**Written problem:** Look through the material below, count the lines containing the word "Clock", and state only the count.

(Raw records)
>>>>>

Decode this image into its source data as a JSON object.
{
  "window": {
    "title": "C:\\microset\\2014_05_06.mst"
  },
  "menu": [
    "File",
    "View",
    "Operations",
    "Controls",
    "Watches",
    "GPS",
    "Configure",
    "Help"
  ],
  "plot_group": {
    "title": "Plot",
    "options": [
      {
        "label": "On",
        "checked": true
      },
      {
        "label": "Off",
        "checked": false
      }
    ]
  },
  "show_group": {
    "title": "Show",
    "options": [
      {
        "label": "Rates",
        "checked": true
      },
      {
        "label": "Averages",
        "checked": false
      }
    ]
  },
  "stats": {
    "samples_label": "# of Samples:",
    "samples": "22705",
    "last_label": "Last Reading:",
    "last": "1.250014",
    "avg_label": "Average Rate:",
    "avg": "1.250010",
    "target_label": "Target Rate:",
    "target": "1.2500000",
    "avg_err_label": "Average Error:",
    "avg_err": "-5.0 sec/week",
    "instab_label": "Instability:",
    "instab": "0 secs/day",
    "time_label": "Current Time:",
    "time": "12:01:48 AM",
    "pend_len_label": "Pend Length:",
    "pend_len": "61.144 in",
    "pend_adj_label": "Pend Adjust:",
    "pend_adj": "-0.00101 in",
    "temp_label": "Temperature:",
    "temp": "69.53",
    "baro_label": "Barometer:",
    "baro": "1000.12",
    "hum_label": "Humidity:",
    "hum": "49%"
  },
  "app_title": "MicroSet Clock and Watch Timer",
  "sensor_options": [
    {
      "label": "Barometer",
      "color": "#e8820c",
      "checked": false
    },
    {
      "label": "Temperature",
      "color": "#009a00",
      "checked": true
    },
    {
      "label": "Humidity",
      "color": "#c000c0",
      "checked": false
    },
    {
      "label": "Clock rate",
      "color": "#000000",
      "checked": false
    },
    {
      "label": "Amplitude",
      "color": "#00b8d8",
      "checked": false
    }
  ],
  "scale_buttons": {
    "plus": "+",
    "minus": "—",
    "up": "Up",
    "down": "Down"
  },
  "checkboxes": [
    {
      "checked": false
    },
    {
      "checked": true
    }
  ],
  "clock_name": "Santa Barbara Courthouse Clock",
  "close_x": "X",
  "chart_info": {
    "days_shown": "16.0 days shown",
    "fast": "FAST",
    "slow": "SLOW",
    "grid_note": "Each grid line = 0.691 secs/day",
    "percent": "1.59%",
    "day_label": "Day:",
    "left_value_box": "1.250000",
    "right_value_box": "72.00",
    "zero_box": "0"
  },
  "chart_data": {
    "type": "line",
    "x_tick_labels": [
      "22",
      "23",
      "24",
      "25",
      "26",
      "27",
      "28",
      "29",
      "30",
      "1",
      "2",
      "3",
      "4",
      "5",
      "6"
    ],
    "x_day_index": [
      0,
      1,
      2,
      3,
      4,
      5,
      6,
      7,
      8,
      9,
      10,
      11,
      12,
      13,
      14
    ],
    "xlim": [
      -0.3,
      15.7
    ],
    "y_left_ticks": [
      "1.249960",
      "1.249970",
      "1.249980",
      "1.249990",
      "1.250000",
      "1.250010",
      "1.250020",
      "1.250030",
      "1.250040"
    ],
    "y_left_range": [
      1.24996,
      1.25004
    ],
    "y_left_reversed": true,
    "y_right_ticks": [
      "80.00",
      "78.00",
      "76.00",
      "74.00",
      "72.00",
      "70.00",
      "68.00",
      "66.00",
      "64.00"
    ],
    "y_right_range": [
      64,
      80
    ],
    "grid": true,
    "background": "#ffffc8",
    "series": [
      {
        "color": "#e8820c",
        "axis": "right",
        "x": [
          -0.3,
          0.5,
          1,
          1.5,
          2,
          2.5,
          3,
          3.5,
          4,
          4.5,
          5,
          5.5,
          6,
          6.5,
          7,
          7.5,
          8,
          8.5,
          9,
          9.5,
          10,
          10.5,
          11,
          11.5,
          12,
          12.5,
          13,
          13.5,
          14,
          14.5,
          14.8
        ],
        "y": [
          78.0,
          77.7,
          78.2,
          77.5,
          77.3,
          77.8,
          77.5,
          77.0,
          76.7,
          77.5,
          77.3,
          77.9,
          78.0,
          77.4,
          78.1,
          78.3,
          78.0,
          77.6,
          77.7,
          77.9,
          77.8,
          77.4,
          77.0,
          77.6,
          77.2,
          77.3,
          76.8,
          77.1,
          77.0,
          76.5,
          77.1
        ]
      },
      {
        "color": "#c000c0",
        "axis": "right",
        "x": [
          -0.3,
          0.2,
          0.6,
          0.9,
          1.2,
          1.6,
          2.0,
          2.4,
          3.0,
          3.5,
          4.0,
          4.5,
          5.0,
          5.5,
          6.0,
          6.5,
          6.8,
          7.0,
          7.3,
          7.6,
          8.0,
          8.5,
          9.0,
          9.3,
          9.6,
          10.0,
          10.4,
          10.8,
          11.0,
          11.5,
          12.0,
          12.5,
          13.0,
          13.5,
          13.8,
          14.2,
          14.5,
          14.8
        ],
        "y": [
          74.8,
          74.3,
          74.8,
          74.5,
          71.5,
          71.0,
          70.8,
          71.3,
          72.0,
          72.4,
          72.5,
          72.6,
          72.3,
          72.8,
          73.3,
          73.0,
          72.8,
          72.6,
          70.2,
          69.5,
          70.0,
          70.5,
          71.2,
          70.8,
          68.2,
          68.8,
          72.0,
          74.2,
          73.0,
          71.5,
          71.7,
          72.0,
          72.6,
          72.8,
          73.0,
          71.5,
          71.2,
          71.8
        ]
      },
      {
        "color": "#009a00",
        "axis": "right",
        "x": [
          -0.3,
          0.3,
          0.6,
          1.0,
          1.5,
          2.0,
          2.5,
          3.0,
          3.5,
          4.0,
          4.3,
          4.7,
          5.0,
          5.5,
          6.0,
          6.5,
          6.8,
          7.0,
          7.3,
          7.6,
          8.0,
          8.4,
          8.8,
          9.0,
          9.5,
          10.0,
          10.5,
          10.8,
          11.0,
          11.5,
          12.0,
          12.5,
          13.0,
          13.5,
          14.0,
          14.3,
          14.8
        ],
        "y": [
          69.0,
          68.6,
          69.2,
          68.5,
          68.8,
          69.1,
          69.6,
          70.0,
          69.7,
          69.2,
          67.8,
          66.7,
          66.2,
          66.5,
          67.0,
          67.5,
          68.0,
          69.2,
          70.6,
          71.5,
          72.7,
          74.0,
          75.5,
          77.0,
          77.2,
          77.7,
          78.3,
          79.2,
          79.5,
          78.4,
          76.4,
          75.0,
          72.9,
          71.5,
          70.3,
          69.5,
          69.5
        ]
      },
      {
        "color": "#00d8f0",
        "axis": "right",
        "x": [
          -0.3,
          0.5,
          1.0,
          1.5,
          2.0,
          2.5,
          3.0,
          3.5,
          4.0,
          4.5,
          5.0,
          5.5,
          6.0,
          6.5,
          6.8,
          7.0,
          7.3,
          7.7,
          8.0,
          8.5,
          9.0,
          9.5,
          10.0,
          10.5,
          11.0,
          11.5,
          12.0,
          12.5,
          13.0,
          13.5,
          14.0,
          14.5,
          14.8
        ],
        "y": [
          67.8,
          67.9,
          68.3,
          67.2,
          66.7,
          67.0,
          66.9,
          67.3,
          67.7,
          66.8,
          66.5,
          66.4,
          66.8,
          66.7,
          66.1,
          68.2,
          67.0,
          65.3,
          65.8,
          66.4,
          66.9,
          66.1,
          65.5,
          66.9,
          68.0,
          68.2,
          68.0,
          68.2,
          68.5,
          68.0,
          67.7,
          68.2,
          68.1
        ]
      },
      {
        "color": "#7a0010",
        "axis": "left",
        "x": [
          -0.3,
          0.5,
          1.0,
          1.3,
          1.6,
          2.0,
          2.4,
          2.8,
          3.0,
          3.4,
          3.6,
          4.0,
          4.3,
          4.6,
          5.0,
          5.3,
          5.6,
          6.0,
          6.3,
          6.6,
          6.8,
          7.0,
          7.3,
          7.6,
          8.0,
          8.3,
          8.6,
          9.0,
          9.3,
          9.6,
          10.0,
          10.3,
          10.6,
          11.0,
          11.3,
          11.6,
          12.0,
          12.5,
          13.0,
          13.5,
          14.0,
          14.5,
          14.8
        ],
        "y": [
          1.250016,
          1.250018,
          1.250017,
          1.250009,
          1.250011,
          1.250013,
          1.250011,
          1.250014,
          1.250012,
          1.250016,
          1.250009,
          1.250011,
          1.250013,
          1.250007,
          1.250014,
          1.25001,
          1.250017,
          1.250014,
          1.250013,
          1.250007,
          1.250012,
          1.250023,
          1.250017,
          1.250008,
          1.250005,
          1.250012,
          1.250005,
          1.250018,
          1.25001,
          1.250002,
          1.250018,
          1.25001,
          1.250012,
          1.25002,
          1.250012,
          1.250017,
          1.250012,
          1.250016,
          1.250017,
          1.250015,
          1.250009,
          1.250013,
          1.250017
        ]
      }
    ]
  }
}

<<<<<

**Full solution:** 3